Given task:
From the entries below, copy out every line with "color" in it.

Given data:
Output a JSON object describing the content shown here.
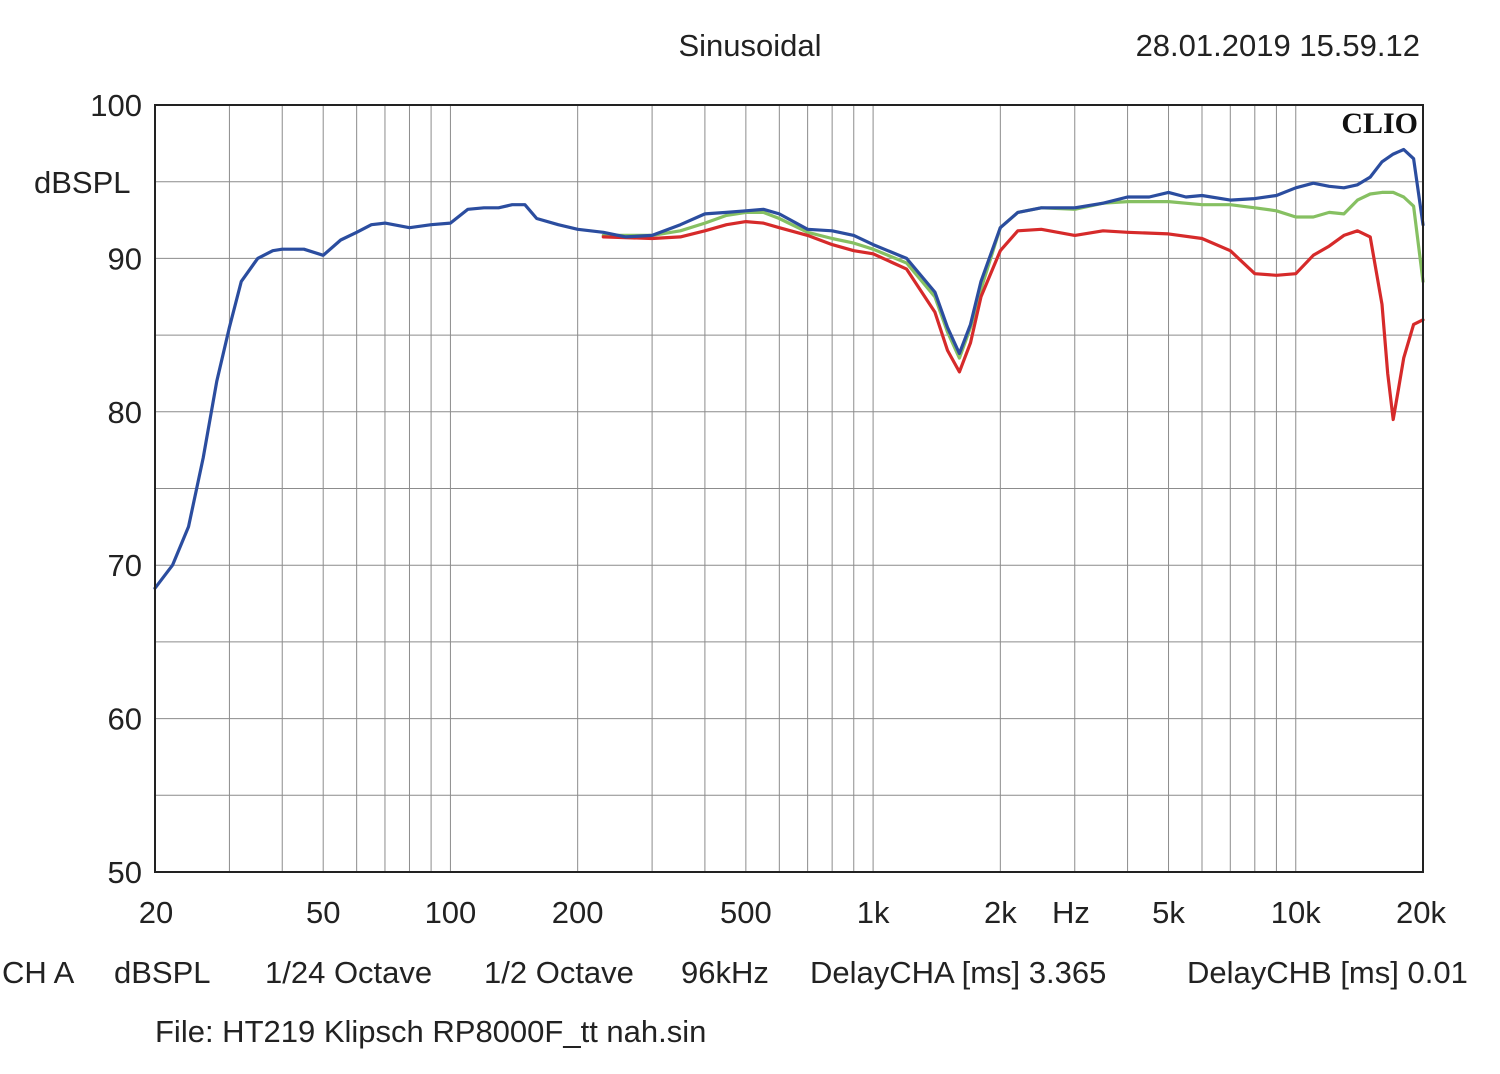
{
  "chart_data": {
    "type": "line",
    "title": "Sinusoidal",
    "timestamp": "28.01.2019 15.59.12",
    "brand": "CLIO",
    "ylabel": "dBSPL",
    "xlabel": "Hz",
    "xscale": "log",
    "xlim": [
      20,
      20000
    ],
    "ylim": [
      50,
      100
    ],
    "grid": true,
    "y_ticks": [
      {
        "value": 100,
        "label": "100"
      },
      {
        "value": 90,
        "label": "90"
      },
      {
        "value": 80,
        "label": "80"
      },
      {
        "value": 70,
        "label": "70"
      },
      {
        "value": 60,
        "label": "60"
      },
      {
        "value": 50,
        "label": "50"
      }
    ],
    "x_ticks": [
      {
        "value": 20,
        "label": "20"
      },
      {
        "value": 50,
        "label": "50"
      },
      {
        "value": 100,
        "label": "100"
      },
      {
        "value": 200,
        "label": "200"
      },
      {
        "value": 500,
        "label": "500"
      },
      {
        "value": 1000,
        "label": "1k"
      },
      {
        "value": 2000,
        "label": "2k"
      },
      {
        "value": 5000,
        "label": "5k"
      },
      {
        "value": 10000,
        "label": "10k"
      },
      {
        "value": 20000,
        "label": "20k"
      }
    ],
    "series": [
      {
        "name": "green",
        "color": "#86c062",
        "x": [
          230,
          300,
          350,
          400,
          450,
          500,
          550,
          600,
          700,
          800,
          900,
          1000,
          1200,
          1400,
          1500,
          1600,
          1700,
          1800,
          2000,
          2200,
          2500,
          3000,
          3500,
          4000,
          5000,
          6000,
          7000,
          8000,
          9000,
          10000,
          11000,
          12000,
          13000,
          14000,
          15000,
          16000,
          17000,
          18000,
          19000,
          20000
        ],
        "y": [
          91.5,
          91.5,
          91.8,
          92.3,
          92.8,
          93.0,
          93.0,
          92.6,
          91.7,
          91.3,
          91.0,
          90.6,
          89.7,
          87.5,
          85.2,
          83.5,
          85.5,
          88.0,
          92.0,
          93.0,
          93.3,
          93.2,
          93.6,
          93.7,
          93.7,
          93.5,
          93.5,
          93.3,
          93.1,
          92.7,
          92.7,
          93.0,
          92.9,
          93.8,
          94.2,
          94.3,
          94.3,
          94.0,
          93.4,
          88.5
        ]
      },
      {
        "name": "red",
        "color": "#d62a2a",
        "x": [
          230,
          300,
          350,
          400,
          450,
          500,
          550,
          600,
          700,
          800,
          900,
          1000,
          1200,
          1400,
          1500,
          1600,
          1700,
          1800,
          2000,
          2200,
          2500,
          3000,
          3500,
          4000,
          5000,
          6000,
          7000,
          8000,
          9000,
          10000,
          11000,
          12000,
          13000,
          14000,
          15000,
          16000,
          16500,
          17000,
          17500,
          18000,
          19000,
          20000
        ],
        "y": [
          91.4,
          91.3,
          91.4,
          91.8,
          92.2,
          92.4,
          92.3,
          92.0,
          91.5,
          90.9,
          90.5,
          90.3,
          89.3,
          86.5,
          84.0,
          82.6,
          84.5,
          87.5,
          90.5,
          91.8,
          91.9,
          91.5,
          91.8,
          91.7,
          91.6,
          91.3,
          90.5,
          89.0,
          88.9,
          89.0,
          90.2,
          90.8,
          91.5,
          91.8,
          91.4,
          87.0,
          82.5,
          79.5,
          81.5,
          83.5,
          85.7,
          86.0
        ]
      },
      {
        "name": "blue",
        "color": "#2b4d9f",
        "x": [
          20,
          22,
          24,
          26,
          28,
          30,
          32,
          35,
          38,
          40,
          45,
          50,
          55,
          60,
          65,
          70,
          80,
          90,
          100,
          110,
          120,
          130,
          140,
          150,
          160,
          180,
          200,
          230,
          260,
          300,
          350,
          400,
          450,
          500,
          550,
          600,
          700,
          800,
          900,
          1000,
          1200,
          1400,
          1500,
          1600,
          1700,
          1800,
          2000,
          2200,
          2500,
          3000,
          3500,
          4000,
          4500,
          5000,
          5500,
          6000,
          7000,
          8000,
          9000,
          10000,
          11000,
          12000,
          13000,
          14000,
          15000,
          16000,
          17000,
          18000,
          19000,
          20000
        ],
        "y": [
          68.5,
          70.0,
          72.5,
          77.0,
          82.0,
          85.5,
          88.5,
          90.0,
          90.5,
          90.6,
          90.6,
          90.2,
          91.2,
          91.7,
          92.2,
          92.3,
          92.0,
          92.2,
          92.3,
          93.2,
          93.3,
          93.3,
          93.5,
          93.5,
          92.6,
          92.2,
          91.9,
          91.7,
          91.4,
          91.5,
          92.2,
          92.9,
          93.0,
          93.1,
          93.2,
          92.9,
          91.9,
          91.8,
          91.5,
          90.9,
          90.0,
          87.8,
          85.5,
          83.8,
          85.7,
          88.5,
          92.0,
          93.0,
          93.3,
          93.3,
          93.6,
          94.0,
          94.0,
          94.3,
          94.0,
          94.1,
          93.8,
          93.9,
          94.1,
          94.6,
          94.9,
          94.7,
          94.6,
          94.8,
          95.3,
          96.3,
          96.8,
          97.1,
          96.5,
          92.2
        ]
      }
    ]
  },
  "footer": {
    "channel": "CH A",
    "unit": "dBSPL",
    "smoothing": "1/24 Octave",
    "resolution": "1/2 Octave",
    "sample_rate": "96kHz",
    "delay_cha": "DelayCHA [ms] 3.365",
    "delay_chb": "DelayCHB [ms] 0.01",
    "file": "File: HT219 Klipsch RP8000F_tt nah.sin"
  }
}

Output of the exercise:
        "color": "#86c062",
        "color": "#d62a2a",
        "color": "#2b4d9f",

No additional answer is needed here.